━━ Data lines

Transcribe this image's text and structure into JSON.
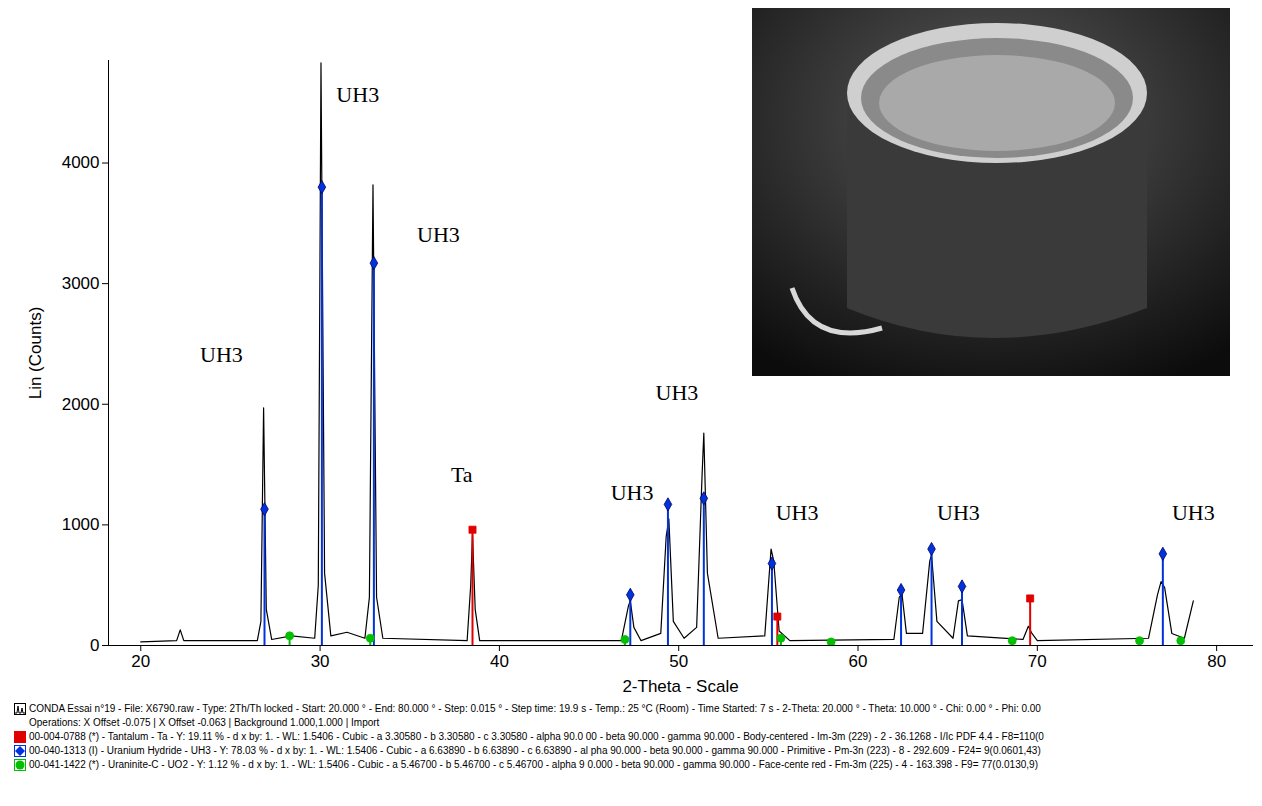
{
  "chart_data": {
    "type": "line",
    "xlabel": "2-Theta - Scale",
    "ylabel": "Lin (Counts)",
    "xlim": [
      18.2,
      82.0
    ],
    "xticks": [
      20,
      30,
      40,
      50,
      60,
      70,
      80
    ],
    "ylim": [
      0,
      4850
    ],
    "yticks": [
      0,
      1000,
      2000,
      3000,
      4000
    ],
    "grid": false,
    "caption": "Operations: X Offset -0.075 | X Offset -0.063 | Background 1.000,1.000 | Import",
    "series": [
      {
        "name": "CONDA Essai n°19 - File: X6790.raw - Type: 2Th/Th locked - Start: 20.000 ° - End: 80.000 ° - Step: 0.015 ° - Step time: 19.9 s - Temp.: 25 °C (Room) - Time Started: 7 s - 2-Theta: 20.000 ° - Theta: 10.000 ° - Chi: 0.00 ° - Phi: 0.00",
        "type": "line",
        "color": "#000000",
        "x": [
          20,
          22,
          22.2,
          22.4,
          26.5,
          26.7,
          26.85,
          27.0,
          27.3,
          28.4,
          29.7,
          29.9,
          30.05,
          30.25,
          30.6,
          31.5,
          32.5,
          32.75,
          32.95,
          33.15,
          33.5,
          38.2,
          38.4,
          38.5,
          38.65,
          38.9,
          46.8,
          47.2,
          47.3,
          47.5,
          47.9,
          49.0,
          49.3,
          49.45,
          49.7,
          50.3,
          51.0,
          51.3,
          51.4,
          51.6,
          52.2,
          54.8,
          55.15,
          55.3,
          55.6,
          56.2,
          62.0,
          62.3,
          62.45,
          62.7,
          63.6,
          64.0,
          64.1,
          64.4,
          65.3,
          65.6,
          65.8,
          66.1,
          69.2,
          69.5,
          69.7,
          70.0,
          76.2,
          76.7,
          76.9,
          77.1,
          77.5,
          78.2,
          78.7
        ],
        "values": [
          30,
          40,
          130,
          40,
          40,
          200,
          1970,
          300,
          50,
          80,
          60,
          500,
          4830,
          600,
          80,
          110,
          60,
          400,
          3820,
          400,
          60,
          40,
          500,
          920,
          300,
          40,
          40,
          330,
          370,
          150,
          40,
          100,
          900,
          1050,
          200,
          60,
          150,
          1400,
          1760,
          600,
          60,
          80,
          800,
          700,
          120,
          40,
          50,
          400,
          430,
          100,
          100,
          700,
          750,
          200,
          60,
          370,
          380,
          80,
          50,
          160,
          100,
          40,
          60,
          420,
          530,
          480,
          100,
          60,
          370
        ]
      },
      {
        "name": "00-004-0788 (*) - Tantalum - Ta - Y: 19.11 % - d x by: 1. - WL: 1.5406 - Cubic - a 3.30580 - b 3.30580 - c 3.30580 - alpha 90.0 00 - beta 90.000 - gamma 90.000 - Body-centered - Im-3m (229) - 2 - 36.1268 - I/Ic PDF 4.4 - F8=110(0",
        "type": "stick",
        "color": "#e00000",
        "marker": "square",
        "x": [
          38.5,
          55.5,
          69.6
        ],
        "values": [
          960,
          240,
          390
        ]
      },
      {
        "name": "00-040-1313 (I) - Uranium Hydride - UH3 - Y: 78.03 % - d x by: 1. - WL: 1.5406 - Cubic - a 6.63890 - b 6.63890 - c 6.63890 - al pha 90.000 - beta 90.000 - gamma 90.000 - Primitive - Pm-3n (223) - 8 - 292.609 - F24= 9(0.0601,43)",
        "type": "stick",
        "color": "#0033dd",
        "marker": "diamond",
        "x": [
          26.9,
          30.1,
          33.0,
          47.3,
          49.4,
          51.4,
          55.2,
          62.4,
          64.1,
          65.8,
          77.0
        ],
        "values": [
          1130,
          3800,
          3170,
          420,
          1170,
          1220,
          680,
          460,
          800,
          490,
          760
        ]
      },
      {
        "name": "00-041-1422 (*) - Uraninite-C - UO2 - Y: 1.12 % - d x by: 1. - WL: 1.5406 - Cubic - a 5.46700 - b 5.46700 - c 5.46700 - alpha 9 0.000 - beta 90.000 - gamma 90.000 - Face-cente red - Fm-3m (225) - 4 - 163.398 - F9= 77(0.0130,9)",
        "type": "stick",
        "color": "#00c000",
        "marker": "circle",
        "x": [
          28.3,
          32.8,
          47.0,
          55.7,
          58.5,
          68.6,
          75.7,
          78.0
        ],
        "values": [
          80,
          60,
          50,
          60,
          30,
          40,
          40,
          40
        ]
      }
    ],
    "annotations": [
      {
        "text": "UH3",
        "x": 24.5,
        "y": 2407
      },
      {
        "text": "UH3",
        "x": 32.1,
        "y": 4564
      },
      {
        "text": "UH3",
        "x": 36.6,
        "y": 3402
      },
      {
        "text": "Ta",
        "x": 37.9,
        "y": 1411
      },
      {
        "text": "UH3",
        "x": 49.9,
        "y": 2091
      },
      {
        "text": "UH3",
        "x": 47.4,
        "y": 1261
      },
      {
        "text": "UH3",
        "x": 56.6,
        "y": 1095
      },
      {
        "text": "UH3",
        "x": 65.6,
        "y": 1095
      },
      {
        "text": "UH3",
        "x": 78.7,
        "y": 1095
      }
    ]
  }
}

━━━━

Task details
Compute the number of lines above that contain the string "marker". Reply with that value only.

Final answer
3